Having established the effects of insulin and C-peptide on SV-SMC migration and proliferation, we used an insulin signalling array to identify potential molecular mechanisms. SREBF1 mRNA expression was increased in response to insulin; an effect attenuated by C-peptide. SREBF1 gene silencing selectively attenuated the insulin-induced component of SV-SMC migration, strongly suggesting that the ability of C-peptide to reduce SV-SMC migration is due to inhibition of insulin-induced SREBF1 expression. SREBF1 (SREBP1) is a member of the basic helix-loop-helix-leucine zipper (bHLH-Zip) family of transcription factors that regulate lipid and carbohydrate metabolism [47]. A role for SREBF1 in proliferation of murine aortic SMCs is reported [48]. SREBF1, by regulating lipid and cholesterol biosynthesis, may play a role in plasma membrane synthesis and could optimise membrane properties for SV-SMC migration and proliferation in response to insulin. Importantly, these effects of insulin can be abrogated by C-peptide.

Vascular SMC proliferation is induced by a plethora of growth factors and cytokines, and additionally hyperinsulinaemia has been implicated as an important risk factor for atherosclerotic lesion formation in diabetic patients through increased SMC proliferation [49]. Here we have shown that insulin and its C-peptide differ in their effects on cells from different vascular beds. These peptides are normally secreted in equimolar amounts but this relationship is perturbed when exogenous, recombinant insulin is administered to replace natural synthesis.

A potential limitation of our study was the use of 100 nmol/l insulin: a supraphysiological concentration when compared with that observed in vivo after a meal in normal (∼0.3–0.4 nmol/l) or insulin-resistant (∼1.4–1.5 nmol/l) individuals. Relatively high concentrations of insulin are often required in vitro to observe functional effects, probably reflecting the numerous differences between in-vitro functional assays and the situation in vivo. Lower concentrations of insulin (e.g. 25 nmol/l) also resulted in increased SV-SMC proliferation in our experiments (Fig. 3a), but we selected the 100 nmol/l concentration based on the reproducibility and magnitude of its effects. One strength of our study was the use of cells from multiple patients. Interestingly, C-peptide had maximal effects on SV-EC and SV-SMC proliferation at concentrations as low as 0.1 nmol/l (Figs 2c, 3d): levels of C-peptide that are physiologically relevant.

### Exercise details
Continue the discussion of insulin, C-peptide and saphenous vein cells from the point where it stops.

### Data provided

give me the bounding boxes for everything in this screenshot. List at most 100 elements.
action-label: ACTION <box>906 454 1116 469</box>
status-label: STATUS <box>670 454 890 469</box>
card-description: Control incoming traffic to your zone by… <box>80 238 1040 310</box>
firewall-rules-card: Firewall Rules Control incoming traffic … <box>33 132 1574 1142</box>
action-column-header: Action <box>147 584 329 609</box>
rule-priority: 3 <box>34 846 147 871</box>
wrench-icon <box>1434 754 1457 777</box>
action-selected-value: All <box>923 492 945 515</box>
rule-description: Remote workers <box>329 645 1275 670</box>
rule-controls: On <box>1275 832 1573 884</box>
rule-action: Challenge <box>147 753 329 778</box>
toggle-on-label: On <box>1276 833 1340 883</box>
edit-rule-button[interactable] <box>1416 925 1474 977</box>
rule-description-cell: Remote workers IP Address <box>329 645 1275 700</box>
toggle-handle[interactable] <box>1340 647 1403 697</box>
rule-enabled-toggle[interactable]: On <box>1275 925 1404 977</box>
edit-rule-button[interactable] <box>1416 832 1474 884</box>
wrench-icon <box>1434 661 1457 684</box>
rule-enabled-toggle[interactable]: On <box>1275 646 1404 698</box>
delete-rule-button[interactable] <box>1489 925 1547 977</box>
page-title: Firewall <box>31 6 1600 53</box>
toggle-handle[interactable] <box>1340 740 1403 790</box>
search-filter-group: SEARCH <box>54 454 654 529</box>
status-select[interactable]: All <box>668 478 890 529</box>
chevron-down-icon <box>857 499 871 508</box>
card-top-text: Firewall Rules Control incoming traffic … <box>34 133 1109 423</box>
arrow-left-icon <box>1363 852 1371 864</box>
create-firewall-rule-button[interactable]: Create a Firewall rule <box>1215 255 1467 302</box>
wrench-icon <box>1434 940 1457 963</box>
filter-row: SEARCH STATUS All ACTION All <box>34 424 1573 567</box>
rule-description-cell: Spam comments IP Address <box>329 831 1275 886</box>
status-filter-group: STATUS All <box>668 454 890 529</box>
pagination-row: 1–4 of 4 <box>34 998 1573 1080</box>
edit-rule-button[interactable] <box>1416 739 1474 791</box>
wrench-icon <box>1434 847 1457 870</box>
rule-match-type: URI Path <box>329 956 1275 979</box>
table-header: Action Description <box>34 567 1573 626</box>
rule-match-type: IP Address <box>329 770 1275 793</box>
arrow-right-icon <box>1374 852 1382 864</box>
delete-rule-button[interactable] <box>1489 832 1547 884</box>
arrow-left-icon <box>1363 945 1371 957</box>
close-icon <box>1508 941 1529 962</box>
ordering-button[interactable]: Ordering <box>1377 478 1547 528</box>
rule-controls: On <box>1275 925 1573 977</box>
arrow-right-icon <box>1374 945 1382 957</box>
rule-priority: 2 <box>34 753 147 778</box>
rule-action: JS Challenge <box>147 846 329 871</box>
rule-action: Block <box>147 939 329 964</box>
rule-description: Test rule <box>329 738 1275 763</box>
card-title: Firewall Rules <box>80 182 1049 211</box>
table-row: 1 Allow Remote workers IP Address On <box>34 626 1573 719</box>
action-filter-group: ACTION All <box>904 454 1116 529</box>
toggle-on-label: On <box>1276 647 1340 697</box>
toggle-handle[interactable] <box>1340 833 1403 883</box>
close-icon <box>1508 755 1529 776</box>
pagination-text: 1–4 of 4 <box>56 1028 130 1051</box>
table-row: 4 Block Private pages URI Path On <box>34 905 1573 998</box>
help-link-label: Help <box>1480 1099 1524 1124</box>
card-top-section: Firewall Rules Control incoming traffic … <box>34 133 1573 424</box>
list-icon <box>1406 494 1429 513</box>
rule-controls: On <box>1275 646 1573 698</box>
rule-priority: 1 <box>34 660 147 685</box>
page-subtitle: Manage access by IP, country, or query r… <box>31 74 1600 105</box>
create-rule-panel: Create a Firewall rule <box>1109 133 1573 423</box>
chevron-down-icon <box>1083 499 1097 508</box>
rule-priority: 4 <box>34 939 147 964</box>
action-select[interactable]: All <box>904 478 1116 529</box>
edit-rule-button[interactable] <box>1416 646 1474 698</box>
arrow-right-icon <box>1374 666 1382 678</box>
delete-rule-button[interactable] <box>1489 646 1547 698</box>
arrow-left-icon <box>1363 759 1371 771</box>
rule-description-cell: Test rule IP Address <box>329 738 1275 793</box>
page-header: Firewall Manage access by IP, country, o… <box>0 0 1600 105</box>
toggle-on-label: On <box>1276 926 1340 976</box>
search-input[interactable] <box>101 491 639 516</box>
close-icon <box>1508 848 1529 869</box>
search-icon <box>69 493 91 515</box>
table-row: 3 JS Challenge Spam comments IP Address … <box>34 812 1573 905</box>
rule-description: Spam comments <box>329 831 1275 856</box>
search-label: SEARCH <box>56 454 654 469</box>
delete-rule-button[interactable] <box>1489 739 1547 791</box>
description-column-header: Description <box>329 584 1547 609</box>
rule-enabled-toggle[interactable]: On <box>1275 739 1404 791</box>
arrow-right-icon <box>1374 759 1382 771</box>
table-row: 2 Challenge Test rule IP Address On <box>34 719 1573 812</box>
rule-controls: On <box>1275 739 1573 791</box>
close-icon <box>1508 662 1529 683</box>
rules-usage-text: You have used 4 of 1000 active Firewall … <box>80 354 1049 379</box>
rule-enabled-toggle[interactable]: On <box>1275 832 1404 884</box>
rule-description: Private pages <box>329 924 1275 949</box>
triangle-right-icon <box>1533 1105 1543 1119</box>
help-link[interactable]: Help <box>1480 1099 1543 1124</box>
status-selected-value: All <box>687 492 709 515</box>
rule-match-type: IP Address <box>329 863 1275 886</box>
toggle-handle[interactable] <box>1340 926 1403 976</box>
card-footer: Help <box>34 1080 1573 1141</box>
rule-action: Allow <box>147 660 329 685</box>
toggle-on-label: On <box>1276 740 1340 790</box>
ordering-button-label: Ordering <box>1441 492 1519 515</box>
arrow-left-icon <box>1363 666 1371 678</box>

### Result for this exercise
During the last decade there has been a wealth of new information regarding the impact of C-peptide on a variety of cell types and specific cell functions. However, until recently the major focus has been on the microvascular complications of type 1 diabetes [50], with its effects in type 2 diabetes being less well explored. It is generally perceived that C-peptide is beneficial (for reviews see [51, 52]), although the mechanisms underlying such effects appear to be tissue- and cell-type specific, and insulin is not always necessary for C-peptide to function. Indeed, our own data, for example, indicate a differential effect of C-peptide on SMCs from aorta and SV. In this respect, elucidation of the specific mechanisms underlying the functional effects of C-peptide in relevant cell types is of key importance.

In summary, our study is the first to report a direct modulatory effect of proinsulin C-peptide on the potentially deleterious effects of insulin on human SV neointima formation, through effects on both SMC and EC function. Our data implicate SREBF1 as a candidate for further investigation. Co-administration of C-peptide with insulin may improve SV bypass graft patency rates in insulin-treated diabetic patients. Clinical trials will be necessary to test this hypothesis.